[Figure content listings]
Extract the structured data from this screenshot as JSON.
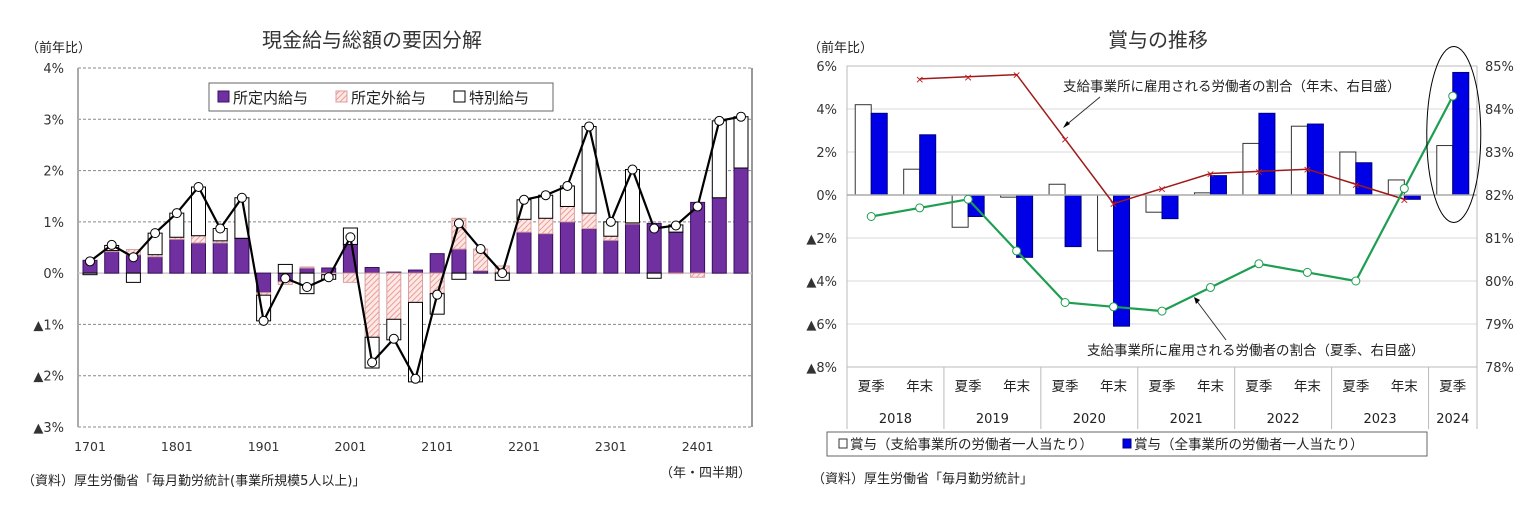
{
  "chart_data": [
    {
      "type": "bar",
      "stacked": true,
      "title": "現金給与総額の要因分解",
      "ylabel": "（前年比）",
      "xlabel": "（年・四半期）",
      "source": "（資料）厚生労働省「毎月勤労統計(事業所規模5人以上)」",
      "ylim": [
        -3,
        4
      ],
      "yticks": [
        4,
        3,
        2,
        1,
        0,
        -1,
        -2,
        -3
      ],
      "ytick_labels": [
        "4%",
        "3%",
        "2%",
        "1%",
        "0%",
        "▲1%",
        "▲2%",
        "▲3%"
      ],
      "xtick_labels": [
        "1701",
        "1801",
        "1901",
        "2001",
        "2101",
        "2201",
        "2301",
        "2401"
      ],
      "grid": true,
      "legend_position": "top-center",
      "categories": [
        "1701",
        "1702",
        "1703",
        "1704",
        "1801",
        "1802",
        "1803",
        "1804",
        "1901",
        "1902",
        "1903",
        "1904",
        "2001",
        "2002",
        "2003",
        "2004",
        "2101",
        "2102",
        "2103",
        "2104",
        "2201",
        "2202",
        "2203",
        "2204",
        "2301",
        "2302",
        "2303",
        "2304",
        "2401",
        "2402",
        "2403"
      ],
      "series": [
        {
          "name": "所定内給与",
          "kind": "bar",
          "color": "#7030a0",
          "values": [
            0.25,
            0.42,
            0.36,
            0.32,
            0.66,
            0.59,
            0.59,
            0.68,
            -0.38,
            -0.17,
            0.1,
            0.1,
            0.56,
            0.11,
            0.02,
            0.06,
            0.38,
            0.47,
            0.05,
            0.02,
            0.8,
            0.77,
            1.0,
            0.87,
            0.64,
            0.96,
            0.97,
            0.8,
            1.38,
            1.47,
            2.05
          ]
        },
        {
          "name": "所定外給与",
          "kind": "bar-hatched",
          "color": "#f4b6b0",
          "values": [
            0.0,
            0.02,
            0.1,
            0.04,
            0.04,
            0.14,
            0.04,
            0.0,
            -0.05,
            -0.05,
            0.02,
            -0.03,
            -0.18,
            -1.25,
            -0.9,
            -0.57,
            -0.4,
            0.6,
            0.42,
            0.12,
            0.25,
            0.3,
            0.3,
            0.3,
            0.08,
            0.02,
            0.0,
            -0.01,
            -0.08,
            0.0,
            0.0
          ]
        },
        {
          "name": "特別給与",
          "kind": "bar",
          "color": "#ffffff",
          "values": [
            -0.03,
            0.1,
            -0.18,
            0.42,
            0.47,
            0.95,
            0.24,
            0.79,
            -0.5,
            0.17,
            -0.4,
            -0.09,
            0.32,
            -0.6,
            -0.4,
            -1.55,
            -0.4,
            -0.12,
            0.0,
            -0.14,
            0.38,
            0.45,
            0.4,
            1.69,
            0.28,
            1.04,
            -0.1,
            0.14,
            0.0,
            1.5,
            1.0
          ]
        },
        {
          "name": "現金給与総額",
          "kind": "line",
          "color": "#000000",
          "values": [
            0.23,
            0.55,
            0.31,
            0.78,
            1.17,
            1.68,
            0.87,
            1.47,
            -0.93,
            -0.1,
            -0.27,
            -0.08,
            0.7,
            -1.74,
            -1.28,
            -2.06,
            -0.42,
            0.97,
            0.47,
            0.0,
            1.43,
            1.52,
            1.7,
            2.86,
            1.0,
            2.02,
            0.87,
            0.93,
            1.3,
            2.97,
            3.05
          ]
        }
      ],
      "legend": [
        "所定内給与",
        "所定外給与",
        "特別給与"
      ]
    },
    {
      "type": "bar",
      "title": "賞与の推移",
      "ylabel": "（前年比）",
      "source": "（資料）厚生労働省「毎月勤労統計」",
      "ylim": [
        -8,
        6
      ],
      "yticks": [
        6,
        4,
        2,
        0,
        -2,
        -4,
        -6,
        -8
      ],
      "ytick_labels": [
        "6%",
        "4%",
        "2%",
        "0%",
        "▲2%",
        "▲4%",
        "▲6%",
        "▲8%"
      ],
      "y2lim": [
        78,
        85
      ],
      "y2ticks": [
        85,
        84,
        83,
        82,
        81,
        80,
        79,
        78
      ],
      "y2tick_labels": [
        "85%",
        "84%",
        "83%",
        "82%",
        "81%",
        "80%",
        "79%",
        "78%"
      ],
      "grid": true,
      "legend_position": "bottom",
      "categories": [
        "夏季",
        "年末",
        "夏季",
        "年末",
        "夏季",
        "年末",
        "夏季",
        "年末",
        "夏季",
        "年末",
        "夏季",
        "年末",
        "夏季"
      ],
      "groups": [
        {
          "label": "2018",
          "count": 2
        },
        {
          "label": "2019",
          "count": 2
        },
        {
          "label": "2020",
          "count": 2
        },
        {
          "label": "2021",
          "count": 2
        },
        {
          "label": "2022",
          "count": 2
        },
        {
          "label": "2023",
          "count": 2
        },
        {
          "label": "2024",
          "count": 1
        }
      ],
      "series": [
        {
          "name": "賞与（支給事業所の労働者一人当たり）",
          "kind": "bar",
          "axis": "left",
          "color": "#ffffff",
          "values": [
            4.2,
            1.2,
            -1.5,
            -0.1,
            0.5,
            -2.6,
            -0.8,
            0.1,
            2.4,
            3.2,
            2.0,
            0.7,
            2.3
          ]
        },
        {
          "name": "賞与（全事業所の労働者一人当たり）",
          "kind": "bar",
          "axis": "left",
          "color": "#0000e6",
          "values": [
            3.8,
            2.8,
            -1.0,
            -2.9,
            -2.4,
            -6.1,
            -1.1,
            0.9,
            3.8,
            3.3,
            1.5,
            -0.2,
            5.7
          ]
        },
        {
          "name": "支給事業所に雇用される労働者の割合（夏季、右目盛）",
          "kind": "line",
          "axis": "right",
          "color": "#1e9e50",
          "values": [
            81.5,
            81.7,
            81.9,
            80.7,
            79.5,
            79.4,
            79.3,
            79.85,
            80.4,
            80.2,
            80.0,
            82.15,
            84.3
          ]
        },
        {
          "name": "支給事業所に雇用される労働者の割合（年末、右目盛）",
          "kind": "line",
          "axis": "right",
          "color": "#a01818",
          "values": [
            null,
            84.7,
            84.75,
            84.8,
            83.3,
            81.8,
            82.15,
            82.5,
            82.55,
            82.6,
            82.25,
            81.9,
            null
          ]
        }
      ],
      "annotations": [
        "支給事業所に雇用される労働者の割合（年末、右目盛）",
        "支給事業所に雇用される労働者の割合（夏季、右目盛）"
      ],
      "legend": [
        "賞与（支給事業所の労働者一人当たり）",
        "賞与（全事業所の労働者一人当たり）"
      ]
    }
  ]
}
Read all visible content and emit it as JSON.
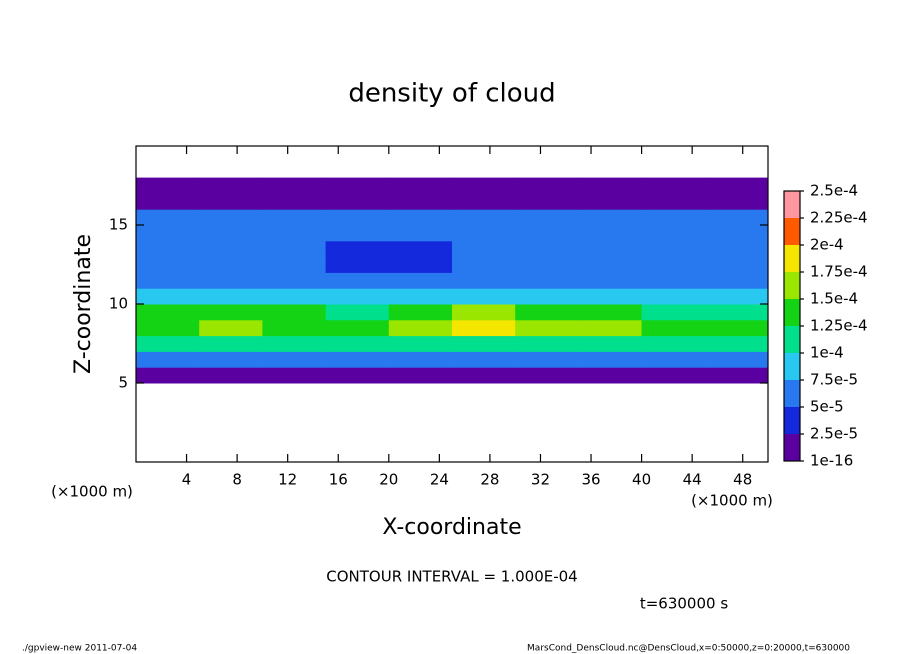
{
  "chart_data": {
    "type": "heatmap",
    "title": "density of cloud",
    "x_label": "X-coordinate",
    "y_label": "Z-coordinate",
    "x_unit": "(×1000 m)",
    "xlim": [
      0,
      50
    ],
    "ylim": [
      0,
      20
    ],
    "xticks": [
      4,
      8,
      12,
      16,
      20,
      24,
      28,
      32,
      36,
      40,
      44,
      48
    ],
    "yticks": [
      5,
      10,
      15
    ],
    "x": [
      2.5,
      7.5,
      12.5,
      17.5,
      22.5,
      27.5,
      32.5,
      37.5,
      42.5,
      47.5
    ],
    "z": [
      0.5,
      1.5,
      2.5,
      3.5,
      4.5,
      5.5,
      6.5,
      7.5,
      8.5,
      9.5,
      10.5,
      11.5,
      12.5,
      13.5,
      14.5,
      15.5,
      16.5,
      17.5,
      18.5,
      19.5
    ],
    "values": [
      [
        null,
        null,
        null,
        null,
        null,
        null,
        null,
        null,
        null,
        null
      ],
      [
        null,
        null,
        null,
        null,
        null,
        null,
        null,
        null,
        null,
        null
      ],
      [
        null,
        null,
        null,
        null,
        null,
        null,
        null,
        null,
        null,
        null
      ],
      [
        null,
        null,
        null,
        null,
        null,
        null,
        null,
        null,
        null,
        null
      ],
      [
        null,
        null,
        null,
        null,
        null,
        null,
        null,
        null,
        null,
        null
      ],
      [
        1e-05,
        1e-05,
        1e-05,
        1e-05,
        1e-05,
        1e-05,
        1e-05,
        1e-05,
        1e-05,
        1e-05
      ],
      [
        6e-05,
        6e-05,
        6e-05,
        6e-05,
        6e-05,
        6e-05,
        6e-05,
        6e-05,
        6e-05,
        6e-05
      ],
      [
        0.00011,
        0.00011,
        0.00011,
        0.00011,
        0.00011,
        0.00011,
        0.00011,
        0.00011,
        0.00011,
        0.00011
      ],
      [
        0.00014,
        0.00015,
        0.00014,
        0.00014,
        0.00015,
        0.00018,
        0.00017,
        0.00015,
        0.00014,
        0.00013
      ],
      [
        0.00013,
        0.00013,
        0.00013,
        0.00012,
        0.00013,
        0.00015,
        0.00014,
        0.00013,
        0.00012,
        0.00012
      ],
      [
        9e-05,
        9e-05,
        9e-05,
        8e-05,
        9e-05,
        9e-05,
        9e-05,
        9e-05,
        9e-05,
        9e-05
      ],
      [
        7e-05,
        7e-05,
        6e-05,
        6e-05,
        6e-05,
        7e-05,
        7e-05,
        7e-05,
        7e-05,
        7e-05
      ],
      [
        6e-05,
        6e-05,
        5e-05,
        4e-05,
        4e-05,
        6e-05,
        6e-05,
        6e-05,
        6e-05,
        6e-05
      ],
      [
        6e-05,
        6e-05,
        5e-05,
        4e-05,
        4e-05,
        5e-05,
        6e-05,
        6e-05,
        6e-05,
        6e-05
      ],
      [
        6e-05,
        6e-05,
        6e-05,
        6e-05,
        5e-05,
        6e-05,
        6e-05,
        6e-05,
        6e-05,
        6e-05
      ],
      [
        5e-05,
        5e-05,
        5e-05,
        5e-05,
        5e-05,
        5e-05,
        5e-05,
        5e-05,
        5e-05,
        5e-05
      ],
      [
        2e-05,
        2e-05,
        2e-05,
        2e-05,
        2e-05,
        2e-05,
        2e-05,
        2e-05,
        2e-05,
        2e-05
      ],
      [
        5e-06,
        5e-06,
        5e-06,
        5e-06,
        5e-06,
        5e-06,
        5e-06,
        5e-06,
        5e-06,
        5e-06
      ],
      [
        null,
        null,
        null,
        null,
        null,
        null,
        null,
        null,
        null,
        null
      ],
      [
        null,
        null,
        null,
        null,
        null,
        null,
        null,
        null,
        null,
        null
      ]
    ],
    "colorbar": {
      "ticks": [
        {
          "value": 1e-16,
          "label": "1e-16"
        },
        {
          "value": 2.5e-05,
          "label": "2.5e-5"
        },
        {
          "value": 5e-05,
          "label": "5e-5"
        },
        {
          "value": 7.5e-05,
          "label": "7.5e-5"
        },
        {
          "value": 0.0001,
          "label": "1e-4"
        },
        {
          "value": 0.000125,
          "label": "1.25e-4"
        },
        {
          "value": 0.00015,
          "label": "1.5e-4"
        },
        {
          "value": 0.000175,
          "label": "1.75e-4"
        },
        {
          "value": 0.0002,
          "label": "2e-4"
        },
        {
          "value": 0.000225,
          "label": "2.25e-4"
        },
        {
          "value": 0.00025,
          "label": "2.5e-4"
        }
      ],
      "colors": [
        "#5a00a0",
        "#1428dc",
        "#2878f0",
        "#28c8f0",
        "#00e08c",
        "#14d214",
        "#9be600",
        "#f5e600",
        "#ff5a00",
        "#ff96a0"
      ]
    },
    "contour_note": "CONTOUR INTERVAL = 1.000E-04",
    "time_note": "t=630000 s",
    "footer_left": "./gpview-new  2011-07-04",
    "footer_right": "MarsCond_DensCloud.nc@DensCloud,x=0:50000,z=0:20000,t=630000"
  }
}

DIRECTIVE >> Select, from the listing, all lines that include the word "支給事業所の労働者一人当たり".

THE COMPLETED TASK >>
          "name": "賞与（支給事業所の労働者一人当たり）",
        "賞与（支給事業所の労働者一人当たり）",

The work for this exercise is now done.